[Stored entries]
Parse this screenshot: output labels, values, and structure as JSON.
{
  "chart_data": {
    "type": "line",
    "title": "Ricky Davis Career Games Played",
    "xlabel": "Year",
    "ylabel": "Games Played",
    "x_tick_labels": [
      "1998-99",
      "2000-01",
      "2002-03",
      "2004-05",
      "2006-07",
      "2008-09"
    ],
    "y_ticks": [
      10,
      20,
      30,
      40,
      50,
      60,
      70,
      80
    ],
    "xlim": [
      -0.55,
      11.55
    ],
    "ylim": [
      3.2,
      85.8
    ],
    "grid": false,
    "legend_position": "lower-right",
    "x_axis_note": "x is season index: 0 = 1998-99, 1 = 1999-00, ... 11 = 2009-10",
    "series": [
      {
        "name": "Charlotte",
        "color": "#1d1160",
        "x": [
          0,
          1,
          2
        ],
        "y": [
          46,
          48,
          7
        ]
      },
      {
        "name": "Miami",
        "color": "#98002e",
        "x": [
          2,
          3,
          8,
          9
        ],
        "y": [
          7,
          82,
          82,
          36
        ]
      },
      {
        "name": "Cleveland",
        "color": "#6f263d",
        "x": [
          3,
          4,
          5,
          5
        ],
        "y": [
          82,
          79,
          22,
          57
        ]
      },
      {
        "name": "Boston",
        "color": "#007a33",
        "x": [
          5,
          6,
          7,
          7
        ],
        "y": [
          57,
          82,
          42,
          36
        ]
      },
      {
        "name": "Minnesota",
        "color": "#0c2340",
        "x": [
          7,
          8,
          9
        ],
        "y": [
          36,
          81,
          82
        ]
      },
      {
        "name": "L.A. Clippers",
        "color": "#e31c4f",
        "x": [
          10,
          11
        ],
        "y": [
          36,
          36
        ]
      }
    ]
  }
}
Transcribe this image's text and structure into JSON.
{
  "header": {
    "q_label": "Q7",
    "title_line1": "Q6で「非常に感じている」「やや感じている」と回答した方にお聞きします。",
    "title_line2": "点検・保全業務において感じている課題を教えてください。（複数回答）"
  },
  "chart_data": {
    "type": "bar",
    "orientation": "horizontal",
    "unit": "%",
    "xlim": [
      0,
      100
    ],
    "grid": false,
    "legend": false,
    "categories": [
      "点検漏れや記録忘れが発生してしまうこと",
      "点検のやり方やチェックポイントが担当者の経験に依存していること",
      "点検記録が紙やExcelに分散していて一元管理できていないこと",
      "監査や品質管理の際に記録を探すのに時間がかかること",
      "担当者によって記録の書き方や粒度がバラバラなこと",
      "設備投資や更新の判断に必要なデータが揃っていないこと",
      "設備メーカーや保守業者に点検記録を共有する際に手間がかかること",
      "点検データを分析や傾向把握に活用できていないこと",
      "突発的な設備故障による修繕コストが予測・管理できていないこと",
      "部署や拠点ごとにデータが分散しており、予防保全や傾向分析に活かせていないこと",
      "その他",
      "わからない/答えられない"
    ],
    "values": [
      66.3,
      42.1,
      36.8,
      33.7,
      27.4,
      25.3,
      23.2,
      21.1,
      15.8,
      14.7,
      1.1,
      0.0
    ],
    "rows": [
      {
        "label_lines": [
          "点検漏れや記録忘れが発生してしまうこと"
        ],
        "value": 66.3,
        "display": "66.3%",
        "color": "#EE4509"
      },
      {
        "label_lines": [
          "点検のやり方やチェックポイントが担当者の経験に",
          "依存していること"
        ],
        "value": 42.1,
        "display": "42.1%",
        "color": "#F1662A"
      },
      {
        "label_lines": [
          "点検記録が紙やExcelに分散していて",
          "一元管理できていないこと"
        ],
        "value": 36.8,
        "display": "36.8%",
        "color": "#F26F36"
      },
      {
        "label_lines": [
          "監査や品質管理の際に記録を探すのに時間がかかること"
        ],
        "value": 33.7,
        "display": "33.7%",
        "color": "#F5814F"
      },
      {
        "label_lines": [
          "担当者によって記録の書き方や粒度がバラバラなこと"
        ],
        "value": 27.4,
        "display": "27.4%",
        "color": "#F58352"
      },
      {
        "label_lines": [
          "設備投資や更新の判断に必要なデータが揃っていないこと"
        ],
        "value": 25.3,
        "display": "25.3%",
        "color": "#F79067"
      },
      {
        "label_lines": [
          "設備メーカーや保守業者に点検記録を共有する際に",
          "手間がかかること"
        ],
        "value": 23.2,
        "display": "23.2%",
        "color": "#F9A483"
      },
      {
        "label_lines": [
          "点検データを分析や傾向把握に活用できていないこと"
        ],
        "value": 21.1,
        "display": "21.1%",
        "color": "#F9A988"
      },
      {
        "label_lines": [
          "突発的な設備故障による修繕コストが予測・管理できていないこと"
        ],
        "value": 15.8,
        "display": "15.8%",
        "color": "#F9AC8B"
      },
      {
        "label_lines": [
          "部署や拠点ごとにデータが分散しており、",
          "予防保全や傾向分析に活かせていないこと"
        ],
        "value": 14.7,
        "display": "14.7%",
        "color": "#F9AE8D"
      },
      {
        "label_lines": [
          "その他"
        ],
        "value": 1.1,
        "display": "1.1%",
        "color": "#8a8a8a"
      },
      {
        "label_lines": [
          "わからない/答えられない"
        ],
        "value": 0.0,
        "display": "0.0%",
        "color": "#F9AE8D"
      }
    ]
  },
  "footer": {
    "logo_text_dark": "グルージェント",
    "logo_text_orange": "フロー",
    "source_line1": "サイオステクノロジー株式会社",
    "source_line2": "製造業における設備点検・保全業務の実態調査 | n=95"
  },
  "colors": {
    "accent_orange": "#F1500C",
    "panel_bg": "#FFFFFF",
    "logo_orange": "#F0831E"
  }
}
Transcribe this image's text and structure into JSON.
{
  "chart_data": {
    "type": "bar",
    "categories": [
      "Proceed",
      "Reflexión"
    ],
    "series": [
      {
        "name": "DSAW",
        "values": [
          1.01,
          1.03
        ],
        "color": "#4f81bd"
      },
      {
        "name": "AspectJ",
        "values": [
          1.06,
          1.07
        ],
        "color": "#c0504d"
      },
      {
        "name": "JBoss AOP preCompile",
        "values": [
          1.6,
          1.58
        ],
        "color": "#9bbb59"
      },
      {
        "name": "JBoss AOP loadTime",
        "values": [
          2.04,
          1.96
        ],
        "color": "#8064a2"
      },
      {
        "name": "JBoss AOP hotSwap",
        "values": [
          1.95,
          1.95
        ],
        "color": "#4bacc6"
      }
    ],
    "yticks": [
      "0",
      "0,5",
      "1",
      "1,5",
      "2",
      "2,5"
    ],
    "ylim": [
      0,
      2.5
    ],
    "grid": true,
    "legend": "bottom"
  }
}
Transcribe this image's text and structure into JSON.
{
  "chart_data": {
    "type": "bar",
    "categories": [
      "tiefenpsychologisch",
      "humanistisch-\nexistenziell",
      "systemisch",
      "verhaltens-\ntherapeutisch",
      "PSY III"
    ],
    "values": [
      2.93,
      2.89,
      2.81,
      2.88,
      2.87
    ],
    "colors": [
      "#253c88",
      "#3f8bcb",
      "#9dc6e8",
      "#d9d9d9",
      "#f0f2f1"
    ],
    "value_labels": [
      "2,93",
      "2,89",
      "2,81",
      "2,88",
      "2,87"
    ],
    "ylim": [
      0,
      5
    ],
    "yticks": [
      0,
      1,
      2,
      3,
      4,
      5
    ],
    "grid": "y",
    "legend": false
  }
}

_EXERCISE REQUIREMENTS_: Once more, set down the full listing, verbatim.

_EXPECTED OUTPUT_:
Parse this screenshot: output labels, values, and structure as JSON.
{
  "chart_data": {
    "type": "line",
    "title": "Ricky Davis Career Games Played",
    "xlabel": "Year",
    "ylabel": "Games Played",
    "x_tick_labels": [
      "1998-99",
      "2000-01",
      "2002-03",
      "2004-05",
      "2006-07",
      "2008-09"
    ],
    "y_ticks": [
      10,
      20,
      30,
      40,
      50,
      60,
      70,
      80
    ],
    "xlim": [
      -0.55,
      11.55
    ],
    "ylim": [
      3.2,
      85.8
    ],
    "grid": false,
    "legend_position": "lower-right",
    "x_axis_note": "x is season index: 0 = 1998-99, 1 = 1999-00, ... 11 = 2009-10",
    "series": [
      {
        "name": "Charlotte",
        "color": "#1d1160",
        "x": [
          0,
          1,
          2
        ],
        "y": [
          46,
          48,
          7
        ]
      },
      {
        "name": "Miami",
        "color": "#98002e",
        "x": [
          2,
          3,
          8,
          9
        ],
        "y": [
          7,
          82,
          82,
          36
        ]
      },
      {
        "name": "Cleveland",
        "color": "#6f263d",
        "x": [
          3,
          4,
          5,
          5
        ],
        "y": [
          82,
          79,
          22,
          57
        ]
      },
      {
        "name": "Boston",
        "color": "#007a33",
        "x": [
          5,
          6,
          7,
          7
        ],
        "y": [
          57,
          82,
          42,
          36
        ]
      },
      {
        "name": "Minnesota",
        "color": "#0c2340",
        "x": [
          7,
          8,
          9
        ],
        "y": [
          36,
          81,
          82
        ]
      },
      {
        "name": "L.A. Clippers",
        "color": "#e31c4f",
        "x": [
          10,
          11
        ],
        "y": [
          36,
          36
        ]
      }
    ]
  }
}
Transcribe this image's text and structure into JSON.
{
  "header": {
    "q_label": "Q7",
    "title_line1": "Q6で「非常に感じている」「やや感じている」と回答した方にお聞きします。",
    "title_line2": "点検・保全業務において感じている課題を教えてください。（複数回答）"
  },
  "chart_data": {
    "type": "bar",
    "orientation": "horizontal",
    "unit": "%",
    "xlim": [
      0,
      100
    ],
    "grid": false,
    "legend": false,
    "categories": [
      "点検漏れや記録忘れが発生してしまうこと",
      "点検のやり方やチェックポイントが担当者の経験に依存していること",
      "点検記録が紙やExcelに分散していて一元管理できていないこと",
      "監査や品質管理の際に記録を探すのに時間がかかること",
      "担当者によって記録の書き方や粒度がバラバラなこと",
      "設備投資や更新の判断に必要なデータが揃っていないこと",
      "設備メーカーや保守業者に点検記録を共有する際に手間がかかること",
      "点検データを分析や傾向把握に活用できていないこと",
      "突発的な設備故障による修繕コストが予測・管理できていないこと",
      "部署や拠点ごとにデータが分散しており、予防保全や傾向分析に活かせていないこと",
      "その他",
      "わからない/答えられない"
    ],
    "values": [
      66.3,
      42.1,
      36.8,
      33.7,
      27.4,
      25.3,
      23.2,
      21.1,
      15.8,
      14.7,
      1.1,
      0.0
    ],
    "rows": [
      {
        "label_lines": [
          "点検漏れや記録忘れが発生してしまうこと"
        ],
        "value": 66.3,
        "display": "66.3%",
        "color": "#EE4509"
      },
      {
        "label_lines": [
          "点検のやり方やチェックポイントが担当者の経験に",
          "依存していること"
        ],
        "value": 42.1,
        "display": "42.1%",
        "color": "#F1662A"
      },
      {
        "label_lines": [
          "点検記録が紙やExcelに分散していて",
          "一元管理できていないこと"
        ],
        "value": 36.8,
        "display": "36.8%",
        "color": "#F26F36"
      },
      {
        "label_lines": [
          "監査や品質管理の際に記録を探すのに時間がかかること"
        ],
        "value": 33.7,
        "display": "33.7%",
        "color": "#F5814F"
      },
      {
        "label_lines": [
          "担当者によって記録の書き方や粒度がバラバラなこと"
        ],
        "value": 27.4,
        "display": "27.4%",
        "color": "#F58352"
      },
      {
        "label_lines": [
          "設備投資や更新の判断に必要なデータが揃っていないこと"
        ],
        "value": 25.3,
        "display": "25.3%",
        "color": "#F79067"
      },
      {
        "label_lines": [
          "設備メーカーや保守業者に点検記録を共有する際に",
          "手間がかかること"
        ],
        "value": 23.2,
        "display": "23.2%",
        "color": "#F9A483"
      },
      {
        "label_lines": [
          "点検データを分析や傾向把握に活用できていないこと"
        ],
        "value": 21.1,
        "display": "21.1%",
        "color": "#F9A988"
      },
      {
        "label_lines": [
          "突発的な設備故障による修繕コストが予測・管理できていないこと"
        ],
        "value": 15.8,
        "display": "15.8%",
        "color": "#F9AC8B"
      },
      {
        "label_lines": [
          "部署や拠点ごとにデータが分散しており、",
          "予防保全や傾向分析に活かせていないこと"
        ],
        "value": 14.7,
        "display": "14.7%",
        "color": "#F9AE8D"
      },
      {
        "label_lines": [
          "その他"
        ],
        "value": 1.1,
        "display": "1.1%",
        "color": "#8a8a8a"
      },
      {
        "label_lines": [
          "わからない/答えられない"
        ],
        "value": 0.0,
        "display": "0.0%",
        "color": "#F9AE8D"
      }
    ]
  },
  "footer": {
    "logo_text_dark": "グルージェント",
    "logo_text_orange": "フロー",
    "source_line1": "サイオステクノロジー株式会社",
    "source_line2": "製造業における設備点検・保全業務の実態調査 | n=95"
  },
  "colors": {
    "accent_orange": "#F1500C",
    "panel_bg": "#FFFFFF",
    "logo_orange": "#F0831E"
  }
}
Transcribe this image's text and structure into JSON.
{
  "chart_data": {
    "type": "bar",
    "categories": [
      "Proceed",
      "Reflexión"
    ],
    "series": [
      {
        "name": "DSAW",
        "values": [
          1.01,
          1.03
        ],
        "color": "#4f81bd"
      },
      {
        "name": "AspectJ",
        "values": [
          1.06,
          1.07
        ],
        "color": "#c0504d"
      },
      {
        "name": "JBoss AOP preCompile",
        "values": [
          1.6,
          1.58
        ],
        "color": "#9bbb59"
      },
      {
        "name": "JBoss AOP loadTime",
        "values": [
          2.04,
          1.96
        ],
        "color": "#8064a2"
      },
      {
        "name": "JBoss AOP hotSwap",
        "values": [
          1.95,
          1.95
        ],
        "color": "#4bacc6"
      }
    ],
    "yticks": [
      "0",
      "0,5",
      "1",
      "1,5",
      "2",
      "2,5"
    ],
    "ylim": [
      0,
      2.5
    ],
    "grid": true,
    "legend": "bottom"
  }
}
Transcribe this image's text and structure into JSON.
{
  "chart_data": {
    "type": "bar",
    "categories": [
      "tiefenpsychologisch",
      "humanistisch-\nexistenziell",
      "systemisch",
      "verhaltens-\ntherapeutisch",
      "PSY III"
    ],
    "values": [
      2.93,
      2.89,
      2.81,
      2.88,
      2.87
    ],
    "colors": [
      "#253c88",
      "#3f8bcb",
      "#9dc6e8",
      "#d9d9d9",
      "#f0f2f1"
    ],
    "value_labels": [
      "2,93",
      "2,89",
      "2,81",
      "2,88",
      "2,87"
    ],
    "ylim": [
      0,
      5
    ],
    "yticks": [
      0,
      1,
      2,
      3,
      4,
      5
    ],
    "grid": "y",
    "legend": false
  }
}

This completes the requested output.